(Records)

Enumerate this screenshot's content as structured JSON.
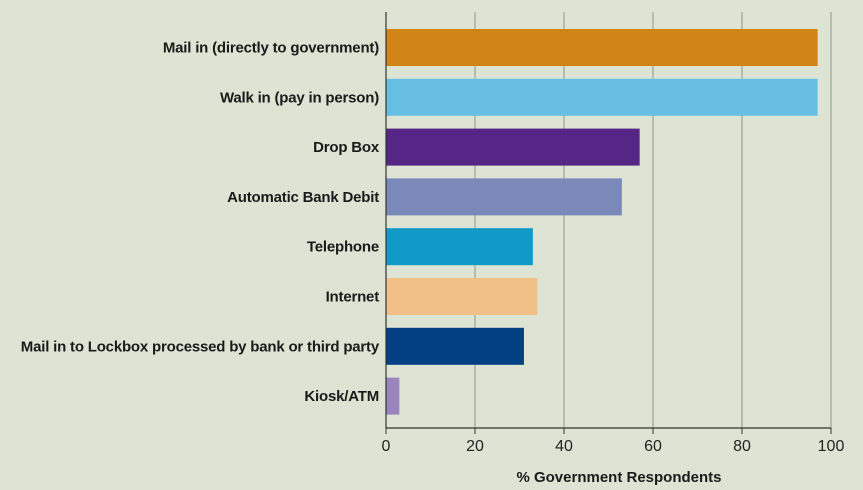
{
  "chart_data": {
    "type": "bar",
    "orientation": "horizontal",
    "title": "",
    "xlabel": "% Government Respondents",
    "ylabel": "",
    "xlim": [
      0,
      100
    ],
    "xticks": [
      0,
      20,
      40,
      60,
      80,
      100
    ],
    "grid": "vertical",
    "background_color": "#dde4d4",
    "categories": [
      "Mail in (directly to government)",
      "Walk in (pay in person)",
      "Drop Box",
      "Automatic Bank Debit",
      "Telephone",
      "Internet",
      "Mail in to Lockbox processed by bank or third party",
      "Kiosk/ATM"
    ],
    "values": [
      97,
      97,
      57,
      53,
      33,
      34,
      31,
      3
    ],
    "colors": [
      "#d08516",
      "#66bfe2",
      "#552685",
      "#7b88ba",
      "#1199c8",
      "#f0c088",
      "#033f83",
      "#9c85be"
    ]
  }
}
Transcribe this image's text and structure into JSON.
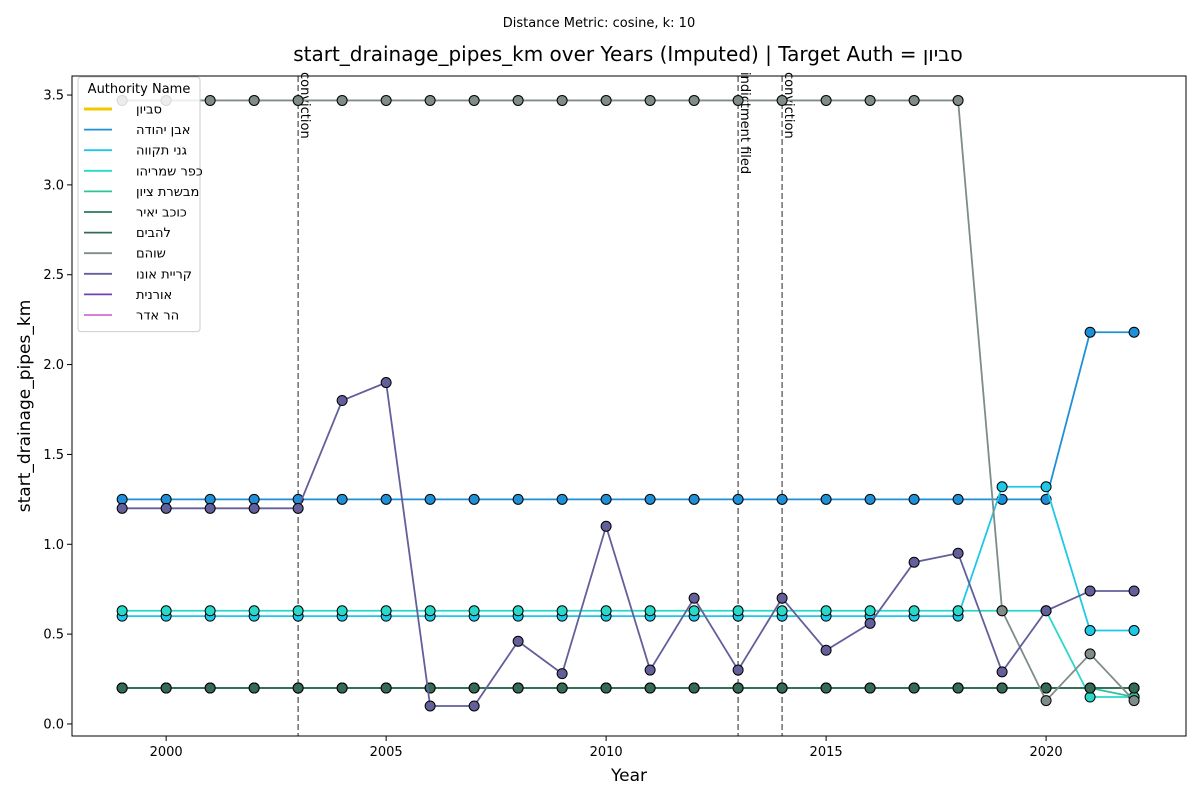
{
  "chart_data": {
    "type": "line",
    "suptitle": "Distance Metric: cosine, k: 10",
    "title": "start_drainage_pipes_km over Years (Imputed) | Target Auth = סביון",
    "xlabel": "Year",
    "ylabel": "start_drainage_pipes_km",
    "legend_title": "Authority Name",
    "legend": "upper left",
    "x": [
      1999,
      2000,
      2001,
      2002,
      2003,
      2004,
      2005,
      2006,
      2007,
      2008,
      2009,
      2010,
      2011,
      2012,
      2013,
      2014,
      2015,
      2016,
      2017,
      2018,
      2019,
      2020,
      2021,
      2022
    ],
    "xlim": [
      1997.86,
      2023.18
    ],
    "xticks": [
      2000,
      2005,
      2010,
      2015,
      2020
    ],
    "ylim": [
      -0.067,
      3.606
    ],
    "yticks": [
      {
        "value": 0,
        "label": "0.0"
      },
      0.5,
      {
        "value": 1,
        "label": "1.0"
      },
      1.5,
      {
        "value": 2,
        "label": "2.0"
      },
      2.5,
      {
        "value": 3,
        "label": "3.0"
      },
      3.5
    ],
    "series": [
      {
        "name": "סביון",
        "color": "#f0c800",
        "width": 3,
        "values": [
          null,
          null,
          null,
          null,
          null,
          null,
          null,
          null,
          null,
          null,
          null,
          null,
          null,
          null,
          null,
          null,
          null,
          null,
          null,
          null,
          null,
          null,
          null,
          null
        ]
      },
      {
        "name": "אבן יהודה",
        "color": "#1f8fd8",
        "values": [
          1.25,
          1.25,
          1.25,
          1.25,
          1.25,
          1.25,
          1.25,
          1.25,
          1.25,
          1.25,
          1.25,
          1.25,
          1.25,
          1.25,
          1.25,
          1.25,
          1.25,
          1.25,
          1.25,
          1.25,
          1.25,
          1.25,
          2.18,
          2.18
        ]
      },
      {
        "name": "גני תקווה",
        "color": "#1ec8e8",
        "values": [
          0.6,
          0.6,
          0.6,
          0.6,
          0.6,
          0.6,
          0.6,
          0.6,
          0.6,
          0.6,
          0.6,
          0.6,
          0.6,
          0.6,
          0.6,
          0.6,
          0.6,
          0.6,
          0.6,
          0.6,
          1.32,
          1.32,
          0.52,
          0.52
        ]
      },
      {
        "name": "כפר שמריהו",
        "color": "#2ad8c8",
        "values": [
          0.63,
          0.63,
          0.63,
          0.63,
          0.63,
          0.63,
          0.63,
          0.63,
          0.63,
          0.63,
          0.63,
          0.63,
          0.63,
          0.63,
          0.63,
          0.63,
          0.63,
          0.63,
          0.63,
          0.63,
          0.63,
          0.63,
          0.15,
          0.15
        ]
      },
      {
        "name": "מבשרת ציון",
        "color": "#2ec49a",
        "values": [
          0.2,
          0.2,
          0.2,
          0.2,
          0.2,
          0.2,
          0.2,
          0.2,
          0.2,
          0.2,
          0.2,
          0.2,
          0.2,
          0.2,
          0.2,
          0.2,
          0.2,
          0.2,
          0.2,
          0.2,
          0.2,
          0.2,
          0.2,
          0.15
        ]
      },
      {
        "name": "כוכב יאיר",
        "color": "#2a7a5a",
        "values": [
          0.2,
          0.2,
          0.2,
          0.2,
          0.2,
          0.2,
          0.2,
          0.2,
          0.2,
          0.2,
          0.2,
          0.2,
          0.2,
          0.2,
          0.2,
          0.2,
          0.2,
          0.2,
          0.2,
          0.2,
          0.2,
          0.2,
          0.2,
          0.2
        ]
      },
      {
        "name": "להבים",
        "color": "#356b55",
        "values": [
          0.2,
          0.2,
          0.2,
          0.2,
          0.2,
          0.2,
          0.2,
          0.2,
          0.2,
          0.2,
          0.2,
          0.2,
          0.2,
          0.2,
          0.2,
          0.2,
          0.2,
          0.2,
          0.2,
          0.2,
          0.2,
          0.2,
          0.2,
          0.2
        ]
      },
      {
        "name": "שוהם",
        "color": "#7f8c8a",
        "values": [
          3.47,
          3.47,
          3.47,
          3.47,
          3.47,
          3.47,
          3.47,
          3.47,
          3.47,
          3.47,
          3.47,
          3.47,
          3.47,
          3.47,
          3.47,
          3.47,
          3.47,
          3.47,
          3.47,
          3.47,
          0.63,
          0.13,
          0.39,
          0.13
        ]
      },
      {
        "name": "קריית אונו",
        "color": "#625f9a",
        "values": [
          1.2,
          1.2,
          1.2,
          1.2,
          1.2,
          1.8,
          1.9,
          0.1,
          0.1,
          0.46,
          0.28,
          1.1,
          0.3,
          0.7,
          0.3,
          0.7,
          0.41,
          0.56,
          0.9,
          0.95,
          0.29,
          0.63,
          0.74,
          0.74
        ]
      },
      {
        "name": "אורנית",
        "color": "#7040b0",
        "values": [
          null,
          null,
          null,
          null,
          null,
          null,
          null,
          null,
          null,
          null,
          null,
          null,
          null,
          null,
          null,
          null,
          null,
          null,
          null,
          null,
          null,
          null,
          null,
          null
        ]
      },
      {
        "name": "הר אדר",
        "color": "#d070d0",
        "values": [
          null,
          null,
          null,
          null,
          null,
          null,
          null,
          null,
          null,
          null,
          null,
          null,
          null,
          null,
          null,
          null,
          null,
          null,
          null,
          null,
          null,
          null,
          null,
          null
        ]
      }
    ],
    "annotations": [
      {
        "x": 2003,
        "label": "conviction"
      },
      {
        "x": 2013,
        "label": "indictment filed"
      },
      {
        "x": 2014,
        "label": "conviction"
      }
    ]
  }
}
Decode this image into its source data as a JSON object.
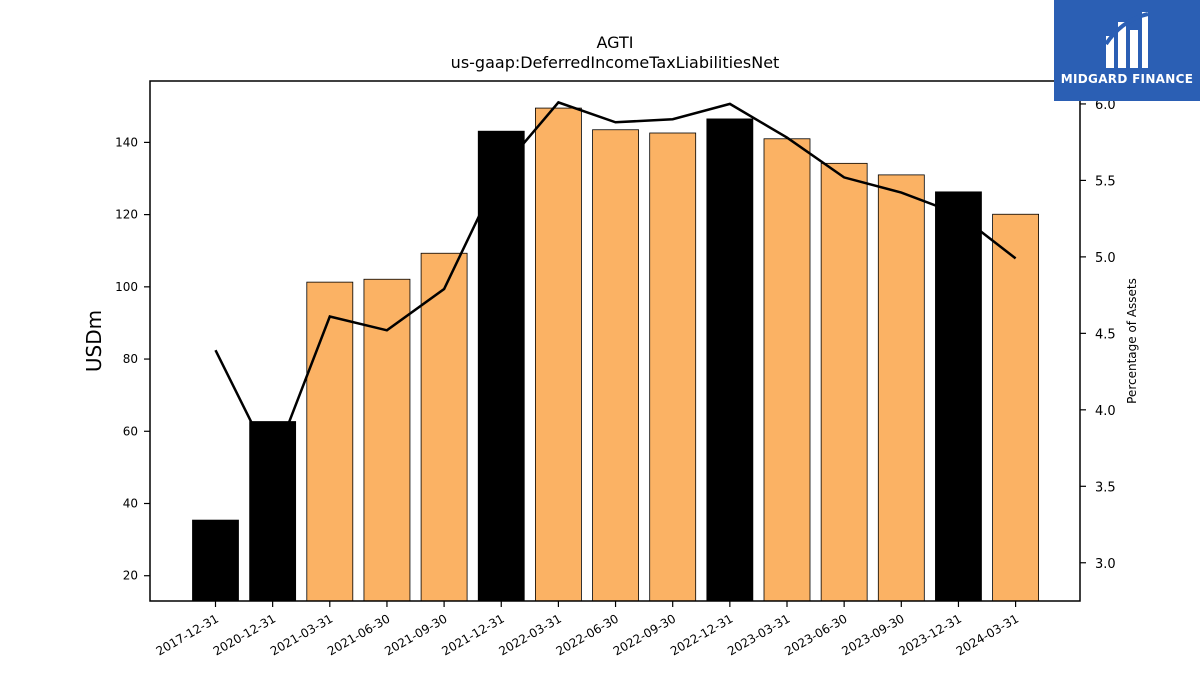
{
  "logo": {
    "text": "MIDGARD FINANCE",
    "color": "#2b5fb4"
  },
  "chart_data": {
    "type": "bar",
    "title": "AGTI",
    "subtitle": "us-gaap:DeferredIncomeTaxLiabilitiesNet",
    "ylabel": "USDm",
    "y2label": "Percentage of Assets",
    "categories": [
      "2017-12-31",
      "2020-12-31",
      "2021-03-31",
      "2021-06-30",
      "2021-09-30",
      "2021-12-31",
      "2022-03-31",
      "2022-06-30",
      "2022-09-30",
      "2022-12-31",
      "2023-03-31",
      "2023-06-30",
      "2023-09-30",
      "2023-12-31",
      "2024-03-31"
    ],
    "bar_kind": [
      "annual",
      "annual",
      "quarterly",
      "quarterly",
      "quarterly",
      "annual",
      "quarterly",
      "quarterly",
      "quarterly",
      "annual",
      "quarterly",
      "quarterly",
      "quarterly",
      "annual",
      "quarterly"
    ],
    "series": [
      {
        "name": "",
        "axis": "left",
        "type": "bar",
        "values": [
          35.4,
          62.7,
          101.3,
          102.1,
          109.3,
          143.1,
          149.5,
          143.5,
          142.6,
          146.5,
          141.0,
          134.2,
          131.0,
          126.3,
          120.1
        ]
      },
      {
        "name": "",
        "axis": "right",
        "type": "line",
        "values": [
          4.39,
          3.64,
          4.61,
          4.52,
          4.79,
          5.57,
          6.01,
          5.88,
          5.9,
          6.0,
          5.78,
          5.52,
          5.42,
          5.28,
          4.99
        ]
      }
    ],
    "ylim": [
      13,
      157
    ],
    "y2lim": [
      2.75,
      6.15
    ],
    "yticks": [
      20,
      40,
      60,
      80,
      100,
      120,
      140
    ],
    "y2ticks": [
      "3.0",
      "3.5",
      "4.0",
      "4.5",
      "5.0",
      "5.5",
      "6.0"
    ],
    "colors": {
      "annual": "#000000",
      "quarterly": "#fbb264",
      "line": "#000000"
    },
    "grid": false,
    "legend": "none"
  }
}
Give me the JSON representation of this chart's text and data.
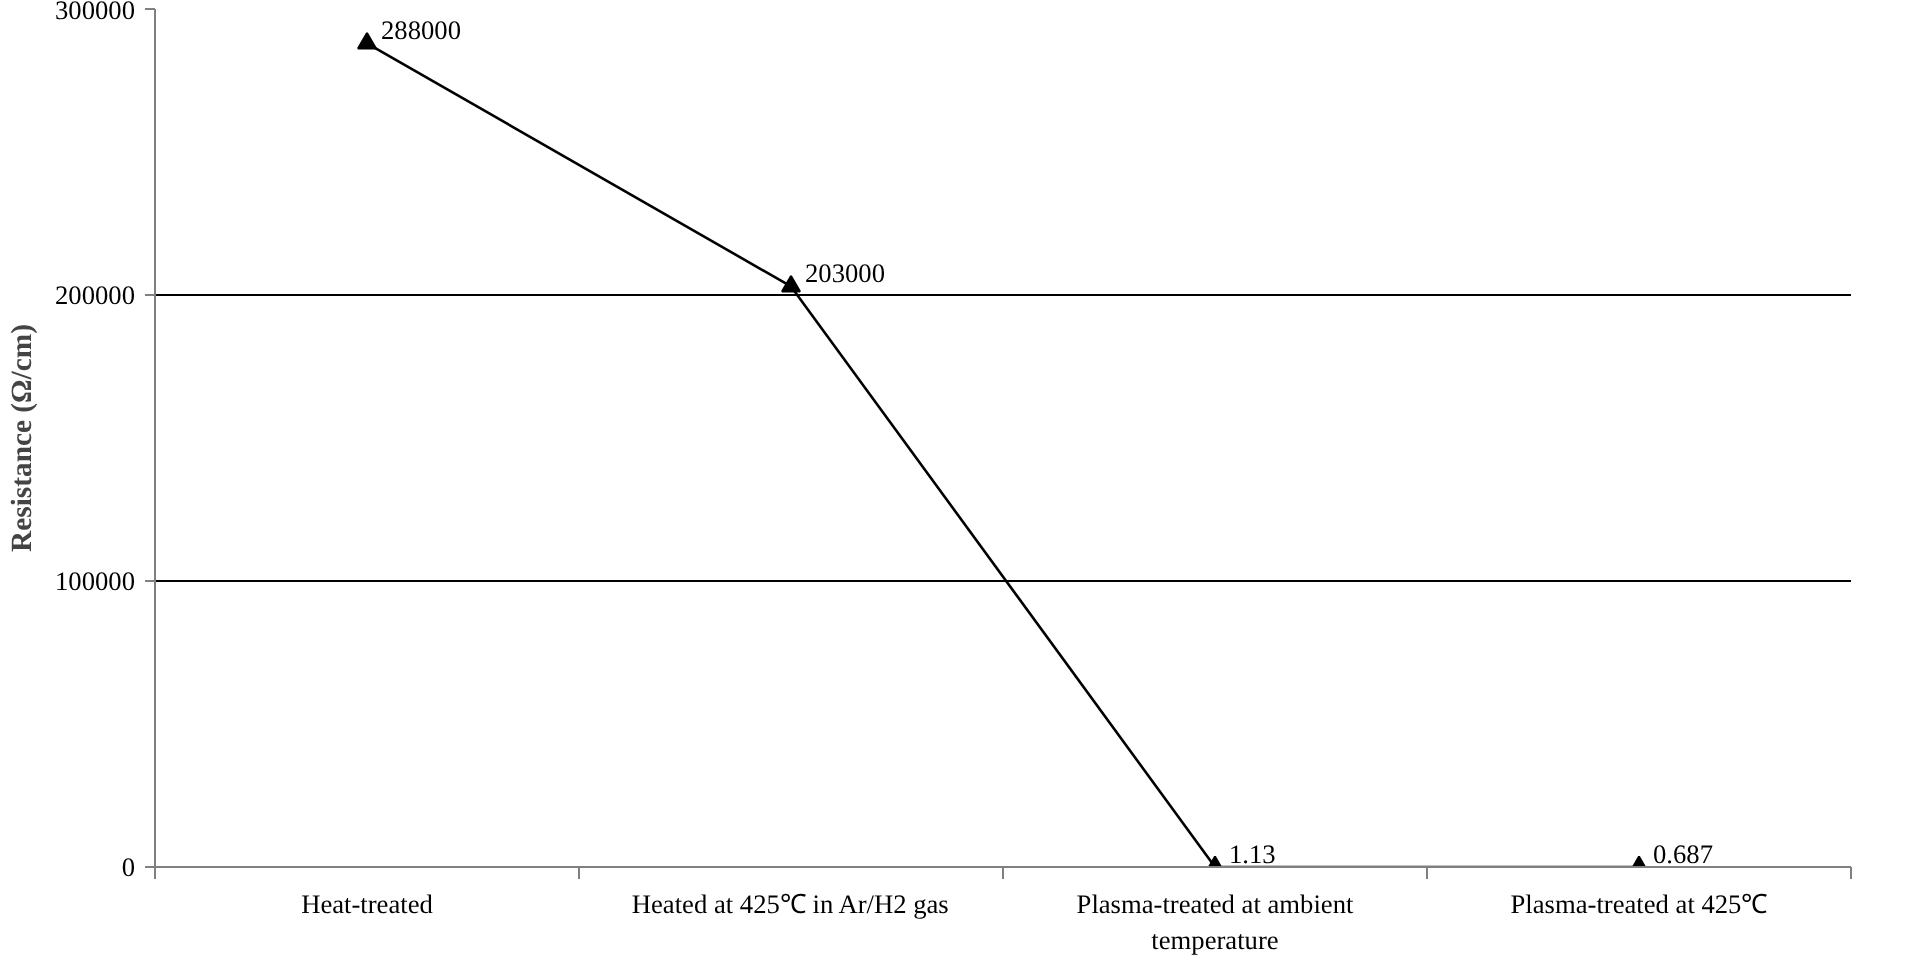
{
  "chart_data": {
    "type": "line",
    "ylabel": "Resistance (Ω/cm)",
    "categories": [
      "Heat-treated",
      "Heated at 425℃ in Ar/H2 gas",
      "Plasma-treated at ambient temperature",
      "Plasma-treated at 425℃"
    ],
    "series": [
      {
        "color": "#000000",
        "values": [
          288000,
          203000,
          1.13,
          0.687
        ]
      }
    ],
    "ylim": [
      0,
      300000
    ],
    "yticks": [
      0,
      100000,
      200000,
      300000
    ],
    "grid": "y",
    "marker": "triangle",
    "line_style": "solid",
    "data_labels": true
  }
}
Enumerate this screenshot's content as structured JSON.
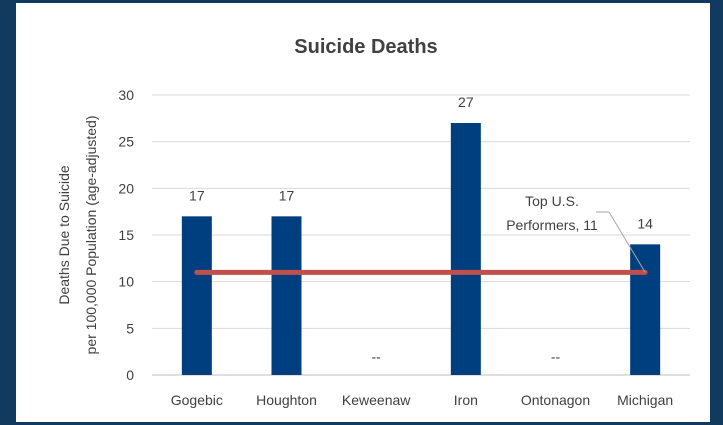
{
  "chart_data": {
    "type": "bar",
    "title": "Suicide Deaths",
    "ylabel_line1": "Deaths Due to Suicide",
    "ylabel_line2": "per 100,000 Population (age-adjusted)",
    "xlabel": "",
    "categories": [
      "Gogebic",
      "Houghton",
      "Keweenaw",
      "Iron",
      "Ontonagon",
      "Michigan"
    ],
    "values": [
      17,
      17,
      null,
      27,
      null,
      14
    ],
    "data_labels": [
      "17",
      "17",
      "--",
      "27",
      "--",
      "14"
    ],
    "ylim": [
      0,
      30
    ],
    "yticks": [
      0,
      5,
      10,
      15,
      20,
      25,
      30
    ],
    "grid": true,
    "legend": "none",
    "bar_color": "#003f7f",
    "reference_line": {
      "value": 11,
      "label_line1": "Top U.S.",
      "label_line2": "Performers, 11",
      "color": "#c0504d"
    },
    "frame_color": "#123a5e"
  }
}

* [Stated exercise]: Find the word "into" in the data and copy out each line where it turns up.

* [In response]:
Transcribe this image's text and structure into JSON.
Decode this image into its source data as a JSON object.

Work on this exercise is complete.